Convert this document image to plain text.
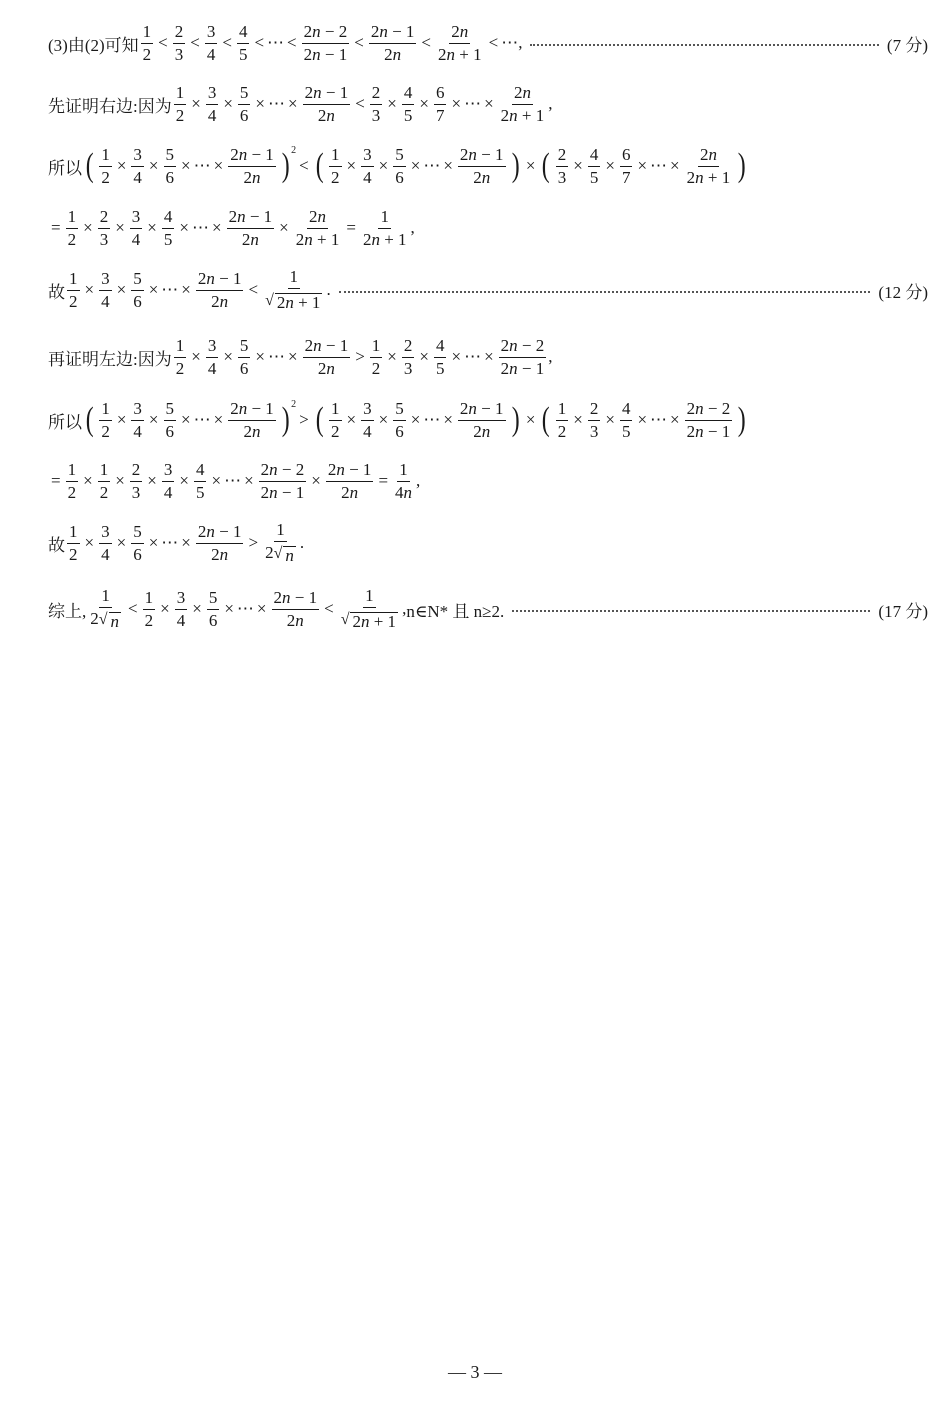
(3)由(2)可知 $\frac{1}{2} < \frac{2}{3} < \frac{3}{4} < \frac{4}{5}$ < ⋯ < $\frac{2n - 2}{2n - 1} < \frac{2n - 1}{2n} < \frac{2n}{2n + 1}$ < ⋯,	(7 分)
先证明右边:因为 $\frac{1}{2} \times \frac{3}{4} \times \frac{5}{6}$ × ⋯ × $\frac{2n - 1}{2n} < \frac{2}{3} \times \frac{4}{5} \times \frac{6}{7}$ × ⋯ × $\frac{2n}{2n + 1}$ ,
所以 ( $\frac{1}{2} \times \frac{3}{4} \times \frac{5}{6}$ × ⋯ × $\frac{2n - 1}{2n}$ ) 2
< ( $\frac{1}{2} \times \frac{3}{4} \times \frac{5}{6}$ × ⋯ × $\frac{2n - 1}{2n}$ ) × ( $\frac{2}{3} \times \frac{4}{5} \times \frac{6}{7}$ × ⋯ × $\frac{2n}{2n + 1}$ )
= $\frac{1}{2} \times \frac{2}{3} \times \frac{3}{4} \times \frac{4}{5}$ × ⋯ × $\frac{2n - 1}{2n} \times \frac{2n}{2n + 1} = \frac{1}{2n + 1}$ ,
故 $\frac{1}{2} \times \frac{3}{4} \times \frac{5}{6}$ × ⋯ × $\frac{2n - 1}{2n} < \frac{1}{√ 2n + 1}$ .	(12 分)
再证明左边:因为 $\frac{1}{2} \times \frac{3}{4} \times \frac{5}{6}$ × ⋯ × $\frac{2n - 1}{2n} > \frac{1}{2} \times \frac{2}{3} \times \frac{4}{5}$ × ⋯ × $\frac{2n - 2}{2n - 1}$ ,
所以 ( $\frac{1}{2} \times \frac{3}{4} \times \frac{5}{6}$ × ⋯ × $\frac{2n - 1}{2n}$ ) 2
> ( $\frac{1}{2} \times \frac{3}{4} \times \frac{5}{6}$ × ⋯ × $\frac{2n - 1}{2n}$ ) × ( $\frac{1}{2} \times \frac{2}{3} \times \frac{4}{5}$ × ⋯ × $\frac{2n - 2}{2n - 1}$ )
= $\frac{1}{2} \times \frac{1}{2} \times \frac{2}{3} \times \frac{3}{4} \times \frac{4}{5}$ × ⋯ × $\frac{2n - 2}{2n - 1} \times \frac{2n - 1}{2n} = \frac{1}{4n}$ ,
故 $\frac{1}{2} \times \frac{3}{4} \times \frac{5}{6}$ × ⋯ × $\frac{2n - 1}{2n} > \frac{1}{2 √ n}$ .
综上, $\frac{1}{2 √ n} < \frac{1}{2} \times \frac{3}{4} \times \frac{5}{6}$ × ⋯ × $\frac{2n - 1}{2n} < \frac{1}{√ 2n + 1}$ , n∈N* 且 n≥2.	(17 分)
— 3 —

• What this task involves: List all lines where "frac" occurs.

• Solution:
(3)由(2)可知 $\frac{1}{2} < \frac{2}{3} < \frac{3}{4} < \frac{4}{5}$ < ⋯ < $\frac{2n - 2}{2n - 1} < \frac{2n - 1}{2n} < \frac{2n}{2n + 1}$ < ⋯,	(7 分)
先证明右边:因为 $\frac{1}{2} \times \frac{3}{4} \times \frac{5}{6}$ × ⋯ × $\frac{2n - 1}{2n} < \frac{2}{3} \times \frac{4}{5} \times \frac{6}{7}$ × ⋯ × $\frac{2n}{2n + 1}$ ,
所以 ( $\frac{1}{2} \times \frac{3}{4} \times \frac{5}{6}$ × ⋯ × $\frac{2n - 1}{2n}$ ) 2
< ( $\frac{1}{2} \times \frac{3}{4} \times \frac{5}{6}$ × ⋯ × $\frac{2n - 1}{2n}$ ) × ( $\frac{2}{3} \times \frac{4}{5} \times \frac{6}{7}$ × ⋯ × $\frac{2n}{2n + 1}$ )
= $\frac{1}{2} \times \frac{2}{3} \times \frac{3}{4} \times \frac{4}{5}$ × ⋯ × $\frac{2n - 1}{2n} \times \frac{2n}{2n + 1} = \frac{1}{2n + 1}$ ,
故 $\frac{1}{2} \times \frac{3}{4} \times \frac{5}{6}$ × ⋯ × $\frac{2n - 1}{2n} < \frac{1}{√ 2n + 1}$ .	(12 分)
再证明左边:因为 $\frac{1}{2} \times \frac{3}{4} \times \frac{5}{6}$ × ⋯ × $\frac{2n - 1}{2n} > \frac{1}{2} \times \frac{2}{3} \times \frac{4}{5}$ × ⋯ × $\frac{2n - 2}{2n - 1}$ ,
所以 ( $\frac{1}{2} \times \frac{3}{4} \times \frac{5}{6}$ × ⋯ × $\frac{2n - 1}{2n}$ ) 2
> ( $\frac{1}{2} \times \frac{3}{4} \times \frac{5}{6}$ × ⋯ × $\frac{2n - 1}{2n}$ ) × ( $\frac{1}{2} \times \frac{2}{3} \times \frac{4}{5}$ × ⋯ × $\frac{2n - 2}{2n - 1}$ )
= $\frac{1}{2} \times \frac{1}{2} \times \frac{2}{3} \times \frac{3}{4} \times \frac{4}{5}$ × ⋯ × $\frac{2n - 2}{2n - 1} \times \frac{2n - 1}{2n} = \frac{1}{4n}$ ,
故 $\frac{1}{2} \times \frac{3}{4} \times \frac{5}{6}$ × ⋯ × $\frac{2n - 1}{2n} > \frac{1}{2 √ n}$ .
综上, $\frac{1}{2 √ n} < \frac{1}{2} \times \frac{3}{4} \times \frac{5}{6}$ × ⋯ × $\frac{2n - 1}{2n} < \frac{1}{√ 2n + 1}$ , n∈N* 且 n≥2.	(17 分)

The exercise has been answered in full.